* Begin *

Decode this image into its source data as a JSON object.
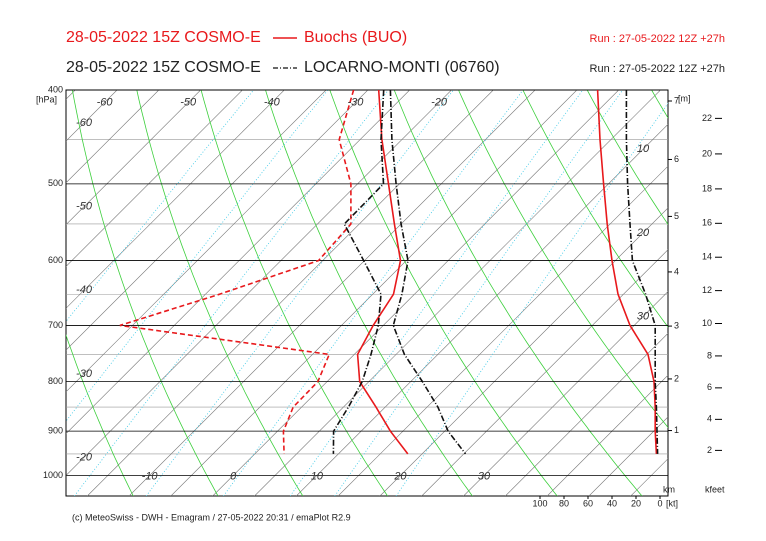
{
  "chart_data": {
    "type": "skewt",
    "ylabel": "[hPa]",
    "ylim": [
      1050,
      400
    ],
    "yticks": [
      400,
      500,
      600,
      700,
      800,
      900,
      1000
    ],
    "xlim": [
      -20,
      52
    ],
    "pressure": [
      400,
      450,
      500,
      550,
      600,
      650,
      700,
      750,
      800,
      850,
      900,
      950
    ],
    "stations": [
      {
        "prefix": "28-05-2022 15Z COSMO-E",
        "name": "Buochs (BUO)",
        "run": "Run : 27-05-2022 12Z +27h",
        "color": "#e8191c",
        "style": "solid",
        "temperature": [
          -28.7,
          -22.4,
          -16.3,
          -10.8,
          -5.7,
          -2.5,
          -1.2,
          0.4,
          3.9,
          8.9,
          13.5,
          18.3
        ],
        "dewpoint": [
          -31.7,
          -27.5,
          -20.8,
          -16.0,
          -15.5,
          -23.3,
          -31.5,
          -3.0,
          -1.1,
          -1.0,
          0.7,
          3.5
        ],
        "wind_speed": [
          52,
          50,
          47,
          44,
          40,
          35,
          25,
          10,
          5,
          4,
          4,
          3
        ]
      },
      {
        "prefix": "28-05-2022 15Z COSMO-E",
        "name": "LOCARNO-MONTI (06760)",
        "run": "Run : 27-05-2022 12Z +27h",
        "color": "#111111",
        "style": "dashdot",
        "temperature": [
          -27.3,
          -21.2,
          -15.4,
          -10.0,
          -4.8,
          -1.5,
          1.2,
          6.0,
          11.4,
          16.3,
          20.4,
          25.2
        ],
        "dewpoint": [
          -28.1,
          -22.5,
          -16.9,
          -16.8,
          -10.1,
          -4.0,
          -0.6,
          2.0,
          4.2,
          5.6,
          6.7,
          9.4
        ],
        "wind_speed": [
          28,
          28,
          27,
          25,
          23,
          12,
          4,
          4,
          4,
          3,
          2.5,
          2
        ]
      }
    ],
    "isotherm_labels_top": [
      -60,
      -50,
      -40,
      -30,
      -20
    ],
    "isotherm_labels_left": [
      -60,
      -50,
      -40,
      -30,
      -20
    ],
    "isotherm_labels_bottom": [
      -10,
      0,
      10,
      20,
      30
    ],
    "isotherm_labels_right": [
      10,
      20,
      30
    ],
    "height_unit": "[m]",
    "height_ticks_km": [
      1,
      2,
      3,
      4,
      5,
      6,
      7
    ],
    "height_km_label": "km",
    "height_ticks_kfeet": [
      2,
      4,
      6,
      8,
      10,
      12,
      14,
      16,
      18,
      20,
      22
    ],
    "height_kfeet_label": "kfeet",
    "wind_xlim": [
      100,
      0
    ],
    "wind_ticks": [
      100,
      80,
      60,
      40,
      20,
      0
    ],
    "wind_unit": "[kt]",
    "footer": "(c) MeteoSwiss - DWH - Emagram / 27-05-2022  20:31 / emaPlot R2.9"
  }
}
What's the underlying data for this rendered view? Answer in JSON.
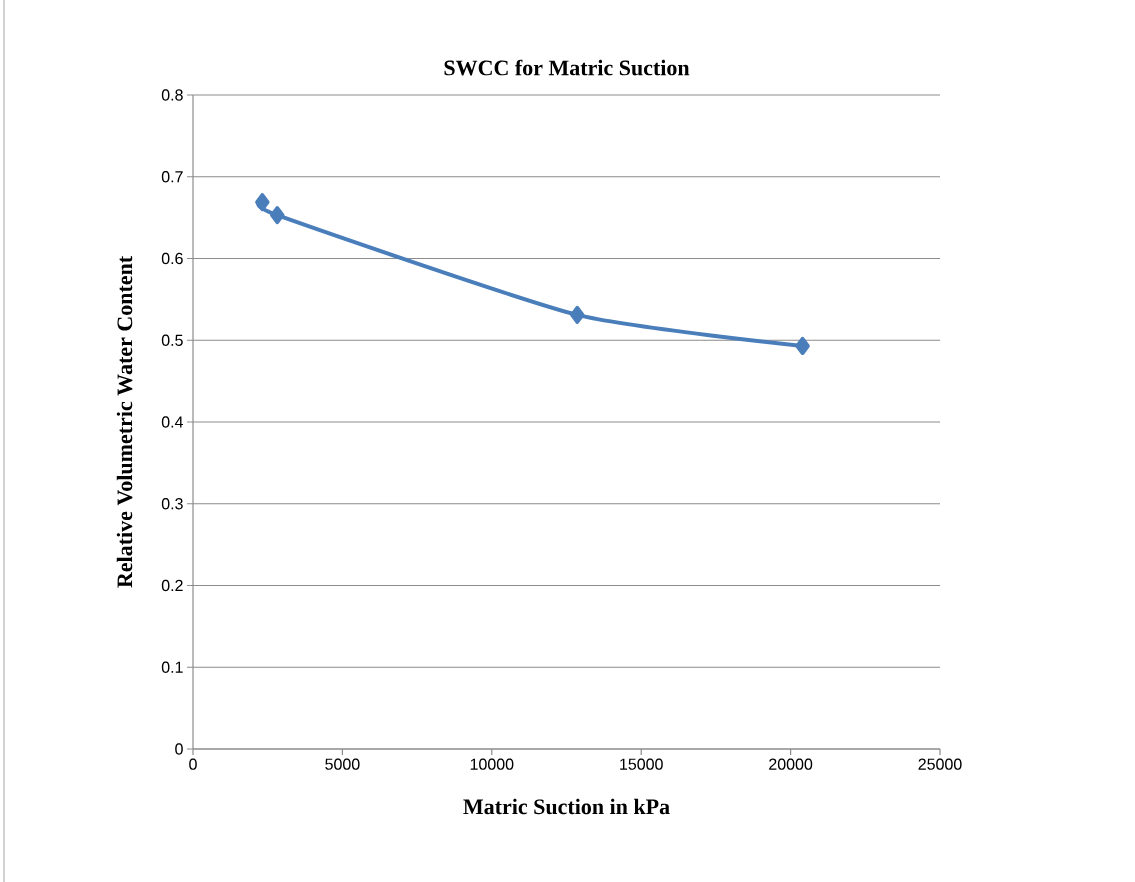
{
  "chart_data": {
    "type": "line",
    "title": "SWCC for Matric Suction",
    "xlabel": "Matric Suction in kPa",
    "ylabel": "Relative Volumetric Water Content",
    "x": [
      2320,
      2820,
      12860,
      20400
    ],
    "series": [
      {
        "color": "#4a7ebb",
        "values": [
          0.669,
          0.653,
          0.531,
          0.493
        ]
      }
    ],
    "xlim": [
      0,
      25000
    ],
    "xticks": [
      0,
      5000,
      10000,
      15000,
      20000,
      25000
    ],
    "ylim": [
      0,
      0.8
    ],
    "yticks": [
      0,
      0.1,
      0.2,
      0.3,
      0.4,
      0.5,
      0.6,
      0.7,
      0.8
    ],
    "grid": "y",
    "marker": "diamond",
    "line_style": "solid"
  }
}
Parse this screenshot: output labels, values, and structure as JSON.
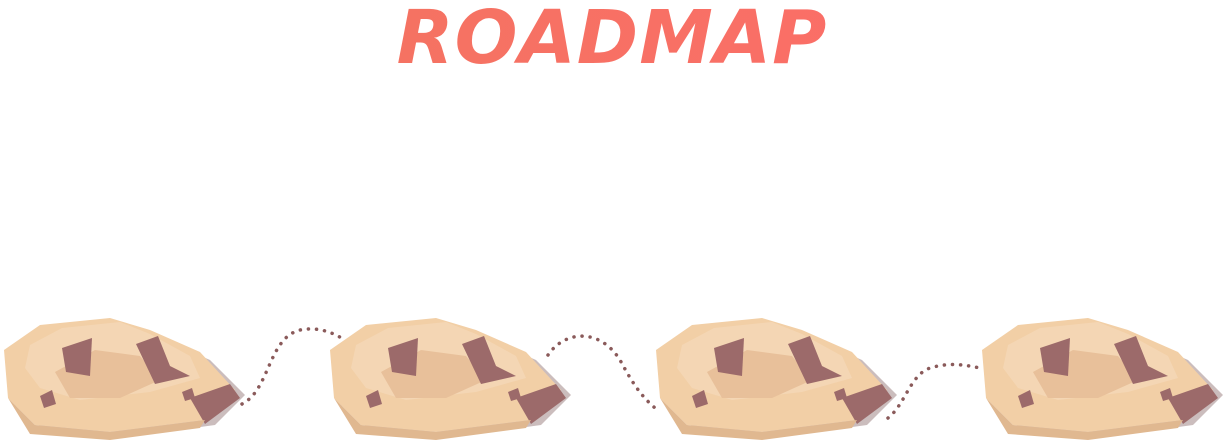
{
  "header": {
    "title": "ROADMAP",
    "title_color_start": "#f0765e",
    "title_color_end": "#ff6b6b"
  },
  "road": {
    "stage_count": 4,
    "path_color": "#8a5a5a",
    "island_colors": {
      "light": "#f2cfa6",
      "mid": "#e8c09a",
      "top": "#f4d6b4",
      "dark": "#9c6a6a",
      "shadow": "#cbbdbd"
    }
  }
}
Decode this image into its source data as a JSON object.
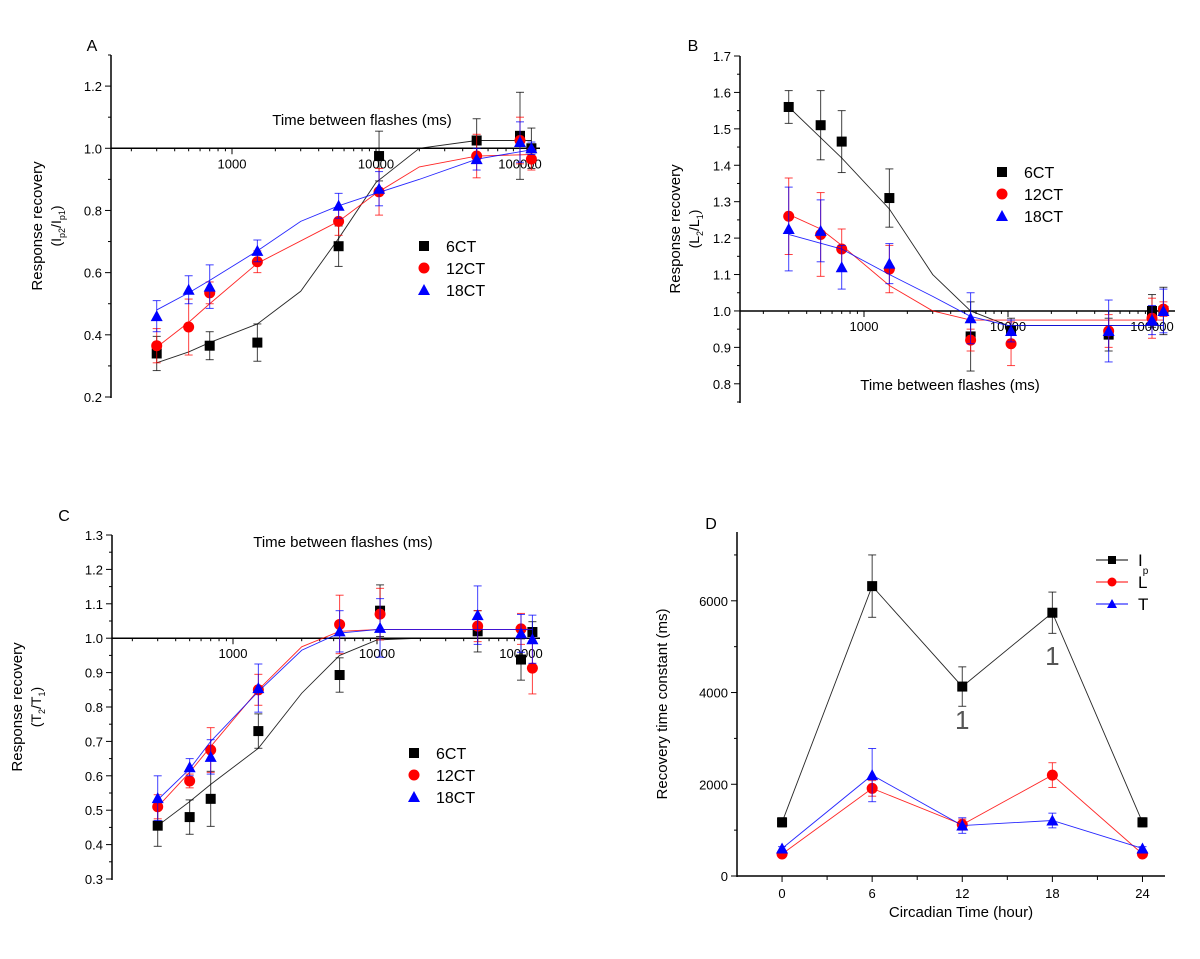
{
  "colors": {
    "6CT": "#000000",
    "12CT": "#ff0000",
    "18CT": "#0000ff",
    "Ip": "#000000",
    "L": "#ff0000",
    "T": "#0000ff"
  },
  "chart_data": [
    {
      "panel": "A",
      "type": "scatter",
      "xscale": "log",
      "xlabel": "Time between flashes (ms)",
      "ylabel": "Response recovery",
      "ylabel2": "(I_p2/I_p1)",
      "ylim": [
        0.2,
        1.3
      ],
      "yticks": [
        0.2,
        0.4,
        0.6,
        0.8,
        1.0,
        1.2
      ],
      "xlim": [
        100,
        150000
      ],
      "xticks": [
        1000,
        10000,
        100000
      ],
      "x_axis_crosses_at": 1.0,
      "xlabel_position": "top",
      "legend": [
        "6CT",
        "12CT",
        "18CT"
      ],
      "legend_placement": "center-right",
      "x": [
        300,
        500,
        700,
        1500,
        5500,
        10500,
        50000,
        100000,
        120000
      ],
      "series": [
        {
          "name": "6CT",
          "marker": "square",
          "values": [
            0.34,
            null,
            0.365,
            0.375,
            0.685,
            0.975,
            1.025,
            1.04,
            1.0
          ],
          "err": [
            0.055,
            null,
            0.045,
            0.06,
            0.065,
            0.08,
            0.07,
            0.14,
            0.065
          ],
          "fit": [
            [
              300,
              0.31
            ],
            [
              500,
              0.345
            ],
            [
              700,
              0.375
            ],
            [
              1500,
              0.435
            ],
            [
              3000,
              0.54
            ],
            [
              5500,
              0.71
            ],
            [
              10000,
              0.89
            ],
            [
              20000,
              1.0
            ],
            [
              50000,
              1.025
            ],
            [
              120000,
              1.025
            ]
          ]
        },
        {
          "name": "12CT",
          "marker": "circle",
          "values": [
            0.365,
            0.425,
            0.535,
            0.635,
            0.765,
            0.86,
            0.975,
            1.025,
            0.965
          ],
          "err": [
            0.055,
            0.09,
            0.035,
            0.035,
            0.045,
            0.075,
            0.07,
            0.075,
            0.035
          ],
          "fit": [
            [
              300,
              0.36
            ],
            [
              500,
              0.44
            ],
            [
              700,
              0.5
            ],
            [
              1500,
              0.63
            ],
            [
              5500,
              0.765
            ],
            [
              10000,
              0.855
            ],
            [
              20000,
              0.94
            ],
            [
              50000,
              0.975
            ],
            [
              120000,
              0.98
            ]
          ]
        },
        {
          "name": "18CT",
          "marker": "triangle",
          "values": [
            0.46,
            0.545,
            0.555,
            0.67,
            0.815,
            0.87,
            0.965,
            1.02,
            1.0
          ],
          "err": [
            0.05,
            0.045,
            0.07,
            0.035,
            0.04,
            0.055,
            0.035,
            0.065,
            0.02
          ],
          "fit": [
            [
              300,
              0.48
            ],
            [
              500,
              0.535
            ],
            [
              700,
              0.575
            ],
            [
              1500,
              0.67
            ],
            [
              3000,
              0.765
            ],
            [
              5500,
              0.815
            ],
            [
              10000,
              0.855
            ],
            [
              20000,
              0.9
            ],
            [
              50000,
              0.965
            ],
            [
              120000,
              0.995
            ]
          ]
        }
      ]
    },
    {
      "panel": "B",
      "type": "scatter",
      "xscale": "log",
      "xlabel": "Time between flashes (ms)",
      "ylabel": "Response recovery",
      "ylabel2": "(L_2/L_1)",
      "ylim": [
        0.75,
        1.7
      ],
      "yticks": [
        0.8,
        0.9,
        1.0,
        1.1,
        1.2,
        1.3,
        1.4,
        1.5,
        1.6,
        1.7
      ],
      "xlim": [
        100,
        150000
      ],
      "xticks": [
        1000,
        10000,
        100000
      ],
      "x_axis_crosses_at": 1.0,
      "xlabel_position": "bottom",
      "legend": [
        "6CT",
        "12CT",
        "18CT"
      ],
      "legend_placement": "top-right",
      "x": [
        300,
        500,
        700,
        1500,
        5500,
        10500,
        50000,
        100000,
        120000
      ],
      "series": [
        {
          "name": "6CT",
          "marker": "square",
          "values": [
            1.56,
            1.51,
            1.465,
            1.31,
            0.93,
            0.945,
            0.935,
            1.0,
            1.0
          ],
          "err": [
            0.045,
            0.095,
            0.085,
            0.08,
            0.095,
            0.035,
            0.045,
            0.045,
            0.065
          ],
          "fit": [
            [
              300,
              1.56
            ],
            [
              700,
              1.42
            ],
            [
              1500,
              1.28
            ],
            [
              3000,
              1.1
            ],
            [
              5500,
              1.0
            ],
            [
              10000,
              0.96
            ],
            [
              50000,
              0.96
            ],
            [
              120000,
              0.96
            ]
          ]
        },
        {
          "name": "12CT",
          "marker": "circle",
          "values": [
            1.26,
            1.21,
            1.17,
            1.115,
            0.92,
            0.91,
            0.945,
            0.98,
            1.005
          ],
          "err": [
            0.105,
            0.115,
            0.055,
            0.065,
            0.03,
            0.06,
            0.045,
            0.055,
            0.02
          ],
          "fit": [
            [
              300,
              1.265
            ],
            [
              500,
              1.225
            ],
            [
              700,
              1.18
            ],
            [
              1500,
              1.07
            ],
            [
              3000,
              1.0
            ],
            [
              5500,
              0.975
            ],
            [
              10000,
              0.975
            ],
            [
              120000,
              0.975
            ]
          ]
        },
        {
          "name": "18CT",
          "marker": "triangle",
          "values": [
            1.225,
            1.22,
            1.12,
            1.13,
            0.98,
            0.945,
            0.945,
            0.975,
            1.0
          ],
          "err": [
            0.115,
            0.085,
            0.06,
            0.055,
            0.07,
            0.03,
            0.085,
            0.04,
            0.06
          ],
          "fit": [
            [
              300,
              1.21
            ],
            [
              700,
              1.17
            ],
            [
              1500,
              1.1
            ],
            [
              3000,
              1.04
            ],
            [
              5500,
              0.985
            ],
            [
              10000,
              0.96
            ],
            [
              120000,
              0.96
            ]
          ]
        }
      ]
    },
    {
      "panel": "C",
      "type": "scatter",
      "xscale": "log",
      "xlabel": "Time between flashes (ms)",
      "ylabel": "Response recovery",
      "ylabel2": "(T_2/T_1)",
      "ylim": [
        0.3,
        1.3
      ],
      "yticks": [
        0.3,
        0.4,
        0.5,
        0.6,
        0.7,
        0.8,
        0.9,
        1.0,
        1.1,
        1.2,
        1.3
      ],
      "xlim": [
        100,
        150000
      ],
      "xticks": [
        1000,
        10000,
        100000
      ],
      "x_axis_crosses_at": 1.0,
      "xlabel_position": "top",
      "legend": [
        "6CT",
        "12CT",
        "18CT"
      ],
      "legend_placement": "center-right",
      "x": [
        300,
        500,
        700,
        1500,
        5500,
        10500,
        50000,
        100000,
        120000
      ],
      "series": [
        {
          "name": "6CT",
          "marker": "square",
          "values": [
            0.455,
            0.48,
            0.533,
            0.73,
            0.893,
            1.08,
            1.02,
            0.938,
            1.018
          ],
          "err": [
            0.06,
            0.05,
            0.08,
            0.05,
            0.05,
            0.075,
            0.06,
            0.06,
            0.03
          ],
          "fit": [
            [
              300,
              0.455
            ],
            [
              500,
              0.525
            ],
            [
              700,
              0.575
            ],
            [
              1500,
              0.68
            ],
            [
              3000,
              0.84
            ],
            [
              5500,
              0.95
            ],
            [
              10000,
              0.995
            ],
            [
              20000,
              1.0
            ],
            [
              120000,
              1.0
            ]
          ]
        },
        {
          "name": "12CT",
          "marker": "circle",
          "values": [
            0.51,
            0.585,
            0.675,
            0.85,
            1.04,
            1.07,
            1.035,
            1.027,
            0.913
          ],
          "err": [
            0.035,
            0.02,
            0.065,
            0.045,
            0.085,
            0.075,
            0.045,
            0.045,
            0.075
          ],
          "fit": [
            [
              300,
              0.51
            ],
            [
              500,
              0.61
            ],
            [
              700,
              0.685
            ],
            [
              1500,
              0.85
            ],
            [
              3000,
              0.975
            ],
            [
              5500,
              1.02
            ],
            [
              10000,
              1.025
            ],
            [
              120000,
              1.025
            ]
          ]
        },
        {
          "name": "18CT",
          "marker": "triangle",
          "values": [
            0.535,
            0.625,
            0.655,
            0.855,
            1.02,
            1.03,
            1.067,
            1.014,
            0.997
          ],
          "err": [
            0.065,
            0.025,
            0.05,
            0.07,
            0.06,
            0.085,
            0.085,
            0.055,
            0.07
          ],
          "fit": [
            [
              300,
              0.53
            ],
            [
              500,
              0.62
            ],
            [
              700,
              0.7
            ],
            [
              1500,
              0.845
            ],
            [
              3000,
              0.965
            ],
            [
              5500,
              1.015
            ],
            [
              10000,
              1.025
            ],
            [
              120000,
              1.025
            ]
          ]
        }
      ]
    },
    {
      "panel": "D",
      "type": "line",
      "xlabel": "Circadian Time (hour)",
      "ylabel": "Recovery time constant (ms)",
      "xlim": [
        -3,
        25.5
      ],
      "ylim": [
        0,
        7500
      ],
      "xticks": [
        0,
        6,
        12,
        18,
        24
      ],
      "yticks": [
        0,
        2000,
        4000,
        6000
      ],
      "legend": [
        "I_p",
        "L",
        "T"
      ],
      "legend_placement": "top-right",
      "x": [
        0,
        6,
        12,
        18,
        24
      ],
      "series": [
        {
          "name": "Ip",
          "label": "I",
          "sub": "p",
          "marker": "square",
          "values": [
            1170,
            6320,
            4130,
            5740,
            1170
          ],
          "err": [
            100,
            680,
            430,
            450,
            100
          ]
        },
        {
          "name": "L",
          "label": "L",
          "sub": "",
          "marker": "circle",
          "values": [
            480,
            1910,
            1120,
            2200,
            480
          ],
          "err": [
            30,
            170,
            120,
            270,
            30
          ]
        },
        {
          "name": "T",
          "label": "T",
          "sub": "",
          "marker": "triangle",
          "values": [
            600,
            2200,
            1100,
            1210,
            600
          ],
          "err": [
            40,
            580,
            170,
            160,
            40
          ]
        }
      ],
      "annotations": [
        {
          "text": "1",
          "x": 12,
          "y": 3200
        },
        {
          "text": "1",
          "x": 18,
          "y": 4600
        }
      ]
    }
  ]
}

* End *

• _WHAT IS REQUIRED_
For the listing above, give the number of lines in which the string "Suction" occurs, and nothing else.

• _EXPECTED OUTPUT_
2